**WHAT YOU SHOULD DO**
Scan the records below. List lines holding "Intensivstation".

Entries with figure data:
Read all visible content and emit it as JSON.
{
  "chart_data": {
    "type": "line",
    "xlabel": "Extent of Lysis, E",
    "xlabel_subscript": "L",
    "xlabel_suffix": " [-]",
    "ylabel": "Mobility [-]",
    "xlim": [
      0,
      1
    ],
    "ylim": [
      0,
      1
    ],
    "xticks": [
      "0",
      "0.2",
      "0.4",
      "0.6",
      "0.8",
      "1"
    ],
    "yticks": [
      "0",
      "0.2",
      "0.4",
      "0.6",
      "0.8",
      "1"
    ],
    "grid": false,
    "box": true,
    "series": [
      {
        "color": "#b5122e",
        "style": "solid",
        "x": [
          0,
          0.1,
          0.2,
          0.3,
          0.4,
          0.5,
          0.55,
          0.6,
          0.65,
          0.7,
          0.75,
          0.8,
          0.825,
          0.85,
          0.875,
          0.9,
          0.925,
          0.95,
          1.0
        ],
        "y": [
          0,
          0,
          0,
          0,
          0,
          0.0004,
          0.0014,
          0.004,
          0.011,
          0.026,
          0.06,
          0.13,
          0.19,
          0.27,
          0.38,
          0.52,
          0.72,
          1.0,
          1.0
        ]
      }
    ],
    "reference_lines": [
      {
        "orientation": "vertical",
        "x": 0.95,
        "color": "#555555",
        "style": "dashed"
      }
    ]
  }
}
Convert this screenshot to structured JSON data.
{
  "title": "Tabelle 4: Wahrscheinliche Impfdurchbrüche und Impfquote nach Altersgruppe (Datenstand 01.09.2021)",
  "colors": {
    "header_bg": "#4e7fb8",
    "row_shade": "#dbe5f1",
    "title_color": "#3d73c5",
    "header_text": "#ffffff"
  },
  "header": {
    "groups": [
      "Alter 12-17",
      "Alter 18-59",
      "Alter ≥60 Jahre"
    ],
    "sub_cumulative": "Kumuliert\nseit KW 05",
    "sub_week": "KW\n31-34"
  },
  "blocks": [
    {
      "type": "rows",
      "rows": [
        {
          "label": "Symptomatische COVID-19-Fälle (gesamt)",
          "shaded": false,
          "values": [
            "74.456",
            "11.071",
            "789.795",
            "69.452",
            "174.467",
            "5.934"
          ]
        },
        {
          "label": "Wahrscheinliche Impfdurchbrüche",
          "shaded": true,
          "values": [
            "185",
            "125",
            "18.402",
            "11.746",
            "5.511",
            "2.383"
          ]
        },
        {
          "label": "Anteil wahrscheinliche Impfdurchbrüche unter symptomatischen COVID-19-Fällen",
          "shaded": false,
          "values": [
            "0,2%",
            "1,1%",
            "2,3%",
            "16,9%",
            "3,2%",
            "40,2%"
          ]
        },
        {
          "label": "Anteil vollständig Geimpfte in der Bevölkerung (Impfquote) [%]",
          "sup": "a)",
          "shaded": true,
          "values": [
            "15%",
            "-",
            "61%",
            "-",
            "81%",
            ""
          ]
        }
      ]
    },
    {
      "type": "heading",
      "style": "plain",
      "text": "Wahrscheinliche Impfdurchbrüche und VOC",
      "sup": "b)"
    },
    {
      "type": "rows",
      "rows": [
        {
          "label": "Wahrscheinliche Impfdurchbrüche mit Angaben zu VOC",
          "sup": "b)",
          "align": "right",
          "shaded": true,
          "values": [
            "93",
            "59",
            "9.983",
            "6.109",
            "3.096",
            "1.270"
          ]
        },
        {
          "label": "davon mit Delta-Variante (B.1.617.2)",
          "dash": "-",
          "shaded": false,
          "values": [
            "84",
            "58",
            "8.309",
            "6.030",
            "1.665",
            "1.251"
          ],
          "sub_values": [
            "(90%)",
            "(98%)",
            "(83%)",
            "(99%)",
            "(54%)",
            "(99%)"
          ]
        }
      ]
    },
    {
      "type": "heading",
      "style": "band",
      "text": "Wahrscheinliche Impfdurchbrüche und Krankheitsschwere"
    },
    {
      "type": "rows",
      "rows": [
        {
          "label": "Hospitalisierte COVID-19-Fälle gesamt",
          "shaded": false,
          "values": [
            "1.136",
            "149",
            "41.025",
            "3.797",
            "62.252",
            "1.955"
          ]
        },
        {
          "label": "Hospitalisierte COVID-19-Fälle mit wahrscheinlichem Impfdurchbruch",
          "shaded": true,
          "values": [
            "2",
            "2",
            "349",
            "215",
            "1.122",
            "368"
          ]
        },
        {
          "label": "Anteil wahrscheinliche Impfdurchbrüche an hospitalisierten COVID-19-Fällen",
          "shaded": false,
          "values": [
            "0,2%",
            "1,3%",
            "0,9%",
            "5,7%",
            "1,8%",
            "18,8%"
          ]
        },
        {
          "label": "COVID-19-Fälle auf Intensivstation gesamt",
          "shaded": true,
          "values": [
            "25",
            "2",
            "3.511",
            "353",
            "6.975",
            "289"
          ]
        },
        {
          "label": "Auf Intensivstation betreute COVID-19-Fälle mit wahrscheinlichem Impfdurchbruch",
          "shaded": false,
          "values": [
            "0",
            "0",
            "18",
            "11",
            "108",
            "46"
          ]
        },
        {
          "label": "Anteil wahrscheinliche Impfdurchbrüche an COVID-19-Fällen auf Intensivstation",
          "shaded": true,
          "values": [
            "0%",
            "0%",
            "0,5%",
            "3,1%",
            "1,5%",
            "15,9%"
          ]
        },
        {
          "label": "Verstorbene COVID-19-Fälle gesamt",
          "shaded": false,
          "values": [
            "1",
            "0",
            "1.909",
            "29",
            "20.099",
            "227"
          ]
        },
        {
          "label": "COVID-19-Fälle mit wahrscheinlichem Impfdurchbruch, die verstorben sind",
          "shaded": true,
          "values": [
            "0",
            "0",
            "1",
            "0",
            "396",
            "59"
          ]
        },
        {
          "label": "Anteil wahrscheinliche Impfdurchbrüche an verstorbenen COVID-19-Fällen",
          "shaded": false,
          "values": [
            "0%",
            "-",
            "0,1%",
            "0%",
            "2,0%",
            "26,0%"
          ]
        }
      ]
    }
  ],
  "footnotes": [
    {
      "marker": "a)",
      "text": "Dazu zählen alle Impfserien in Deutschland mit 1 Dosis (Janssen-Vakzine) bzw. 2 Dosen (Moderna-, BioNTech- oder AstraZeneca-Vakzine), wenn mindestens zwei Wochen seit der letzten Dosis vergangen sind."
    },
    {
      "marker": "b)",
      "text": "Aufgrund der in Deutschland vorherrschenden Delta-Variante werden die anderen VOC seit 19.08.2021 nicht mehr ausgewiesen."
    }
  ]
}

**TASK RESPONSE**
          "label": "COVID-19-Fälle auf Intensivstation gesamt",
          "label": "Auf Intensivstation betreute COVID-19-Fälle mit wahrscheinlichem Impfdurchbruch",
          "label": "Anteil wahrscheinliche Impfdurchbrüche an COVID-19-Fällen auf Intensivstation",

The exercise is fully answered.